◆ The problem:
Filter the records for lines holding the string "taal".

◆ Records supplied:
____________________

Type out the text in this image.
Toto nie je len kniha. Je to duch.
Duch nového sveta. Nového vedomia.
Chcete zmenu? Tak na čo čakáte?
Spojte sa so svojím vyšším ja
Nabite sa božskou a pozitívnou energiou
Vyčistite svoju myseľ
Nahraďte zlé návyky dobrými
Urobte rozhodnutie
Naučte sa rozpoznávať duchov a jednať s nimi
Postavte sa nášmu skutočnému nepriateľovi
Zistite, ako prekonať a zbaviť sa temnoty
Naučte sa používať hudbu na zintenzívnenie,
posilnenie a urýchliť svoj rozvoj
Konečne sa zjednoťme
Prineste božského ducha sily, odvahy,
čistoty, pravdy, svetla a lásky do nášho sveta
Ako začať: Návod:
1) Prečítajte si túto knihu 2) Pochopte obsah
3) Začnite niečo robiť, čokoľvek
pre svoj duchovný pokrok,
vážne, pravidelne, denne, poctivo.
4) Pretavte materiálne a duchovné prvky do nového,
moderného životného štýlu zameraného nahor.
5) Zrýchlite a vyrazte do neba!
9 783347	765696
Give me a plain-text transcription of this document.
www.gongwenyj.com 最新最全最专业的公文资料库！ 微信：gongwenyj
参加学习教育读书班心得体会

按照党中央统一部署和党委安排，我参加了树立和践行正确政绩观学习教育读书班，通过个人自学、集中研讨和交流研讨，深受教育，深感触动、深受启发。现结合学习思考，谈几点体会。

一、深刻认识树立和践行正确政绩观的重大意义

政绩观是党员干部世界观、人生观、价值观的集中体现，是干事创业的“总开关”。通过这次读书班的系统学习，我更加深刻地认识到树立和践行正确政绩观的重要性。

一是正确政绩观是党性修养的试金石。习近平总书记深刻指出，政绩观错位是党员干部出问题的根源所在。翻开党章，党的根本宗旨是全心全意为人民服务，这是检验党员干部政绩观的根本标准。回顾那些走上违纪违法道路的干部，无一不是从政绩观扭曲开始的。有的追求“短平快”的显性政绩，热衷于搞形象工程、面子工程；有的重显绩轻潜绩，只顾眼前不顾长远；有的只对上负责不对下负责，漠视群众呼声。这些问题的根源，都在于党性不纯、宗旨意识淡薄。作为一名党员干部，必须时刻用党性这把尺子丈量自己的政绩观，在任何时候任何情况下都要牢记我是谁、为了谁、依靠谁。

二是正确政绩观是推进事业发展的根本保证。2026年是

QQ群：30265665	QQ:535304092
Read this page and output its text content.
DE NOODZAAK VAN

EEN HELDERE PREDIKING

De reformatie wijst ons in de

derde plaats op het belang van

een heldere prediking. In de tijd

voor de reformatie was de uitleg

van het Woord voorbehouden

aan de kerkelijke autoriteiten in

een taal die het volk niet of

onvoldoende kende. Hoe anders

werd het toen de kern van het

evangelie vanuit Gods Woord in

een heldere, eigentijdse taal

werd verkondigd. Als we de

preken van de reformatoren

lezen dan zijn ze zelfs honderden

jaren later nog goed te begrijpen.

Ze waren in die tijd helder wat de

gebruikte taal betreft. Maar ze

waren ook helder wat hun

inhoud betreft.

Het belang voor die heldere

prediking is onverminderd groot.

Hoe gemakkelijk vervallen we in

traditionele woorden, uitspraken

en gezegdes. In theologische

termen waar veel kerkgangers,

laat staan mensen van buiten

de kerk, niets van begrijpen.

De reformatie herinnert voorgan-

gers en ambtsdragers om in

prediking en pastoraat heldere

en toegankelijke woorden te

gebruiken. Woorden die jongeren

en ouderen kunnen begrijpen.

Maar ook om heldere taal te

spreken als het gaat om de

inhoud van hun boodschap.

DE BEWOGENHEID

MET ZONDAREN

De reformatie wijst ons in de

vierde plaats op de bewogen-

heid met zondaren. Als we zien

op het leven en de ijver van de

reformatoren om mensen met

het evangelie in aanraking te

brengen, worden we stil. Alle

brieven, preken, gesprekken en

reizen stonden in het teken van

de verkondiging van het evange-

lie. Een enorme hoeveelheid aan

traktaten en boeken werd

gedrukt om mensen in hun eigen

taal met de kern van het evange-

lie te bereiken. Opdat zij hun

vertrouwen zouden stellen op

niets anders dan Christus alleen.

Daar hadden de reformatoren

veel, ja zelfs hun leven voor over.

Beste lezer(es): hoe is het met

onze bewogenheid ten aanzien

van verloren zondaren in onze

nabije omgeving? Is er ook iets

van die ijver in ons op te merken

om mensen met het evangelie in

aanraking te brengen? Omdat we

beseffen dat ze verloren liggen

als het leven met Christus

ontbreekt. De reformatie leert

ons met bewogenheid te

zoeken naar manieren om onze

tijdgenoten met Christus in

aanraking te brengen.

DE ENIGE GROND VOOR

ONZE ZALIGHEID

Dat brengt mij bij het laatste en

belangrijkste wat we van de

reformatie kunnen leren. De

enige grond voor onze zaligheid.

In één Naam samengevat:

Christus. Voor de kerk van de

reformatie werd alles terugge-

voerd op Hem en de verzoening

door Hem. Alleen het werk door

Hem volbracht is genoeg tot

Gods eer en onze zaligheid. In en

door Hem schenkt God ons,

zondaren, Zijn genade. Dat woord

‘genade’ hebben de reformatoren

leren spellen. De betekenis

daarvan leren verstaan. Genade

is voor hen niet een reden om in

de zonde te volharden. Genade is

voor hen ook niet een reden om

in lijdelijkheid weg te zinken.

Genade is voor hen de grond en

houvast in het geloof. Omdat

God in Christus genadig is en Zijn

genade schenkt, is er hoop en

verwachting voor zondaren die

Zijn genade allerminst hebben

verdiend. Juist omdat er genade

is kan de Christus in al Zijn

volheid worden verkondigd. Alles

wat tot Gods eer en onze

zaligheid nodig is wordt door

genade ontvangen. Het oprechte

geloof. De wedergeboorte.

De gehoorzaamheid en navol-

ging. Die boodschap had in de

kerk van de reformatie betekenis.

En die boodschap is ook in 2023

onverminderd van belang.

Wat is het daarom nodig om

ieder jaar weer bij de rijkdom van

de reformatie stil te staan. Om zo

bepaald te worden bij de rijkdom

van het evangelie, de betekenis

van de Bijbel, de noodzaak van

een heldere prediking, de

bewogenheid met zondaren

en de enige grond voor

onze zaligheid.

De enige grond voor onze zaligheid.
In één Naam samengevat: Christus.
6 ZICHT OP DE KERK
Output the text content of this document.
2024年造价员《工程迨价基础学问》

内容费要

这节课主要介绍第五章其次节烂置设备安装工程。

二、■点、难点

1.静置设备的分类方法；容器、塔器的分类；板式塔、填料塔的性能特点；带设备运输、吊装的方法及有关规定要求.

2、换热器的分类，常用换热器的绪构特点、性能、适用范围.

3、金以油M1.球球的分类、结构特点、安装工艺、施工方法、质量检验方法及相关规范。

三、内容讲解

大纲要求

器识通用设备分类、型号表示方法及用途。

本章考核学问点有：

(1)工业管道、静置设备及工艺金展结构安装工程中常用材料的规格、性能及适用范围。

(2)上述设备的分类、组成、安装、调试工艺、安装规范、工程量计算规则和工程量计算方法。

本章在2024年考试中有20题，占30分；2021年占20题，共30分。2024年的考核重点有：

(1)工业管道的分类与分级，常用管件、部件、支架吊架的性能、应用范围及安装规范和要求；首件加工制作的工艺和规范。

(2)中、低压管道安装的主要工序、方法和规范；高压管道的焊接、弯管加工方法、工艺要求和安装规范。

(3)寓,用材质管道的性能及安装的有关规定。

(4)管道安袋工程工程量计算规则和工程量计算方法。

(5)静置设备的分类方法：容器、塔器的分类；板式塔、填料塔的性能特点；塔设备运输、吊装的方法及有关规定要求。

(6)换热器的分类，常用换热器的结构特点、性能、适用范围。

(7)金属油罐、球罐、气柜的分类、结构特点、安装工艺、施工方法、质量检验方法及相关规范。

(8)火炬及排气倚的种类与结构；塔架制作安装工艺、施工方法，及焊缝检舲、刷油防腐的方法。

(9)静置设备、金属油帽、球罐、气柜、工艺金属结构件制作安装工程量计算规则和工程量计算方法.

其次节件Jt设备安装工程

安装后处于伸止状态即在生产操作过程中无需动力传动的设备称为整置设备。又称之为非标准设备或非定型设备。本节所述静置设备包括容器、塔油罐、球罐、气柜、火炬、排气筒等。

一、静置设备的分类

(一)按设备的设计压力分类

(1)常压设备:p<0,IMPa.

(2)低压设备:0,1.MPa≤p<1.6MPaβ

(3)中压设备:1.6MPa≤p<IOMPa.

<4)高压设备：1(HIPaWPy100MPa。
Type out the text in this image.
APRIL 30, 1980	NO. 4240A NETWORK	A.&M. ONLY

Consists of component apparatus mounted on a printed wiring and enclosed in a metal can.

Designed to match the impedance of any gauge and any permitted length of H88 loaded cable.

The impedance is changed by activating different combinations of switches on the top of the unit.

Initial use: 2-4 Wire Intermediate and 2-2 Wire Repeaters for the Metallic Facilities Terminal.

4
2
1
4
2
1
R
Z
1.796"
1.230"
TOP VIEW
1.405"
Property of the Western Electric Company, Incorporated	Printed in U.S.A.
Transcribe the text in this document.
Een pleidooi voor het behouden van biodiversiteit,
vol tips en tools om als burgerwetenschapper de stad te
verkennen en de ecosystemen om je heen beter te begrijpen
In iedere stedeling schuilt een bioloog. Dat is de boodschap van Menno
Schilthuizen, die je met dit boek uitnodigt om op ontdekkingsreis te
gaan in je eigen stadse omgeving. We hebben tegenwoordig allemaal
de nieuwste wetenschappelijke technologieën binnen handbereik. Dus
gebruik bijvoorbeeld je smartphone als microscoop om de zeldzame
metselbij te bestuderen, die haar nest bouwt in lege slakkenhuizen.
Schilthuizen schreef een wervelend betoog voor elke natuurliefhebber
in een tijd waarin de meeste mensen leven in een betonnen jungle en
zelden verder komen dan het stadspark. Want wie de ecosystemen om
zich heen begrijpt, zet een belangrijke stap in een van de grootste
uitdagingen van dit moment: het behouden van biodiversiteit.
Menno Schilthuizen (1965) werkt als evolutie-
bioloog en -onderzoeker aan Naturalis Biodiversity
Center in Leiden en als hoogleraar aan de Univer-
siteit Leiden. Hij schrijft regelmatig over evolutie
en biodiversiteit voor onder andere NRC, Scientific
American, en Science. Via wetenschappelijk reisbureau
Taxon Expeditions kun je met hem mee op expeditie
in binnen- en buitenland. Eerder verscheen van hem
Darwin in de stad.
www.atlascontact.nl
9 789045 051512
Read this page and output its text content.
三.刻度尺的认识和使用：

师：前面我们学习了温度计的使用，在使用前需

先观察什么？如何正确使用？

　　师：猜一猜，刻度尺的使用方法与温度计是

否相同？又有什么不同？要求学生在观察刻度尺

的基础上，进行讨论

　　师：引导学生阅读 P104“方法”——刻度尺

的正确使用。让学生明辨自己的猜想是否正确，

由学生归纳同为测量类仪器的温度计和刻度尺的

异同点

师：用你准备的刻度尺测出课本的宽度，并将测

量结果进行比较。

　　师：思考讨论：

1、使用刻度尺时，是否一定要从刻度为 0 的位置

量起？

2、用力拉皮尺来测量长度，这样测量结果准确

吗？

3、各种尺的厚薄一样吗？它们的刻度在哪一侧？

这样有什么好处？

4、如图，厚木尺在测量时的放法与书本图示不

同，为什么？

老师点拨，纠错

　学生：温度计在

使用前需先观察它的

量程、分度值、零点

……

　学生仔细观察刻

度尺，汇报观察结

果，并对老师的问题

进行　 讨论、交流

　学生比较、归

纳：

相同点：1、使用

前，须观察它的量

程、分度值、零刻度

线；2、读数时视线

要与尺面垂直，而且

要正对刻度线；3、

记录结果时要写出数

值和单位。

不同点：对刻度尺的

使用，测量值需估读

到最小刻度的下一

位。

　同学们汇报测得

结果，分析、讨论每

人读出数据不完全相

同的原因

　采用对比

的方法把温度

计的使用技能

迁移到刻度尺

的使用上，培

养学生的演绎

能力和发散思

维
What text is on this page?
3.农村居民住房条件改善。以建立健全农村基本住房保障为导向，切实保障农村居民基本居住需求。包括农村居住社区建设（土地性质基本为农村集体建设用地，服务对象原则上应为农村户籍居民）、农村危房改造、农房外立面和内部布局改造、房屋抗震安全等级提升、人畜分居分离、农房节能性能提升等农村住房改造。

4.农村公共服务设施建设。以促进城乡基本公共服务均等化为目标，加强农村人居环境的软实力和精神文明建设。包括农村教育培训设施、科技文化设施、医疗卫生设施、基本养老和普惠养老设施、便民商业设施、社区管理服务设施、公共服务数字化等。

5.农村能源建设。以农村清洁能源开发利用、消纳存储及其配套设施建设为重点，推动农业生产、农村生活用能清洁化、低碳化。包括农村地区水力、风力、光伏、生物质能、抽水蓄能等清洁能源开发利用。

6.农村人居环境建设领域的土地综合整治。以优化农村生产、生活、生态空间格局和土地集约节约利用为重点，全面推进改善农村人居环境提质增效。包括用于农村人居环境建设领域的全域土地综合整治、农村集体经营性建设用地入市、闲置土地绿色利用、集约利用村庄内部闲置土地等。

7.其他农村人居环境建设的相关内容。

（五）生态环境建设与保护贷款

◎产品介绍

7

____________________

◆ Expected output:
een taal die het volk niet of
een heldere, eigentijdse taal
gebruikte taal betreft. Maar ze
Maar ook om heldere taal te
taal met de kern van het evange-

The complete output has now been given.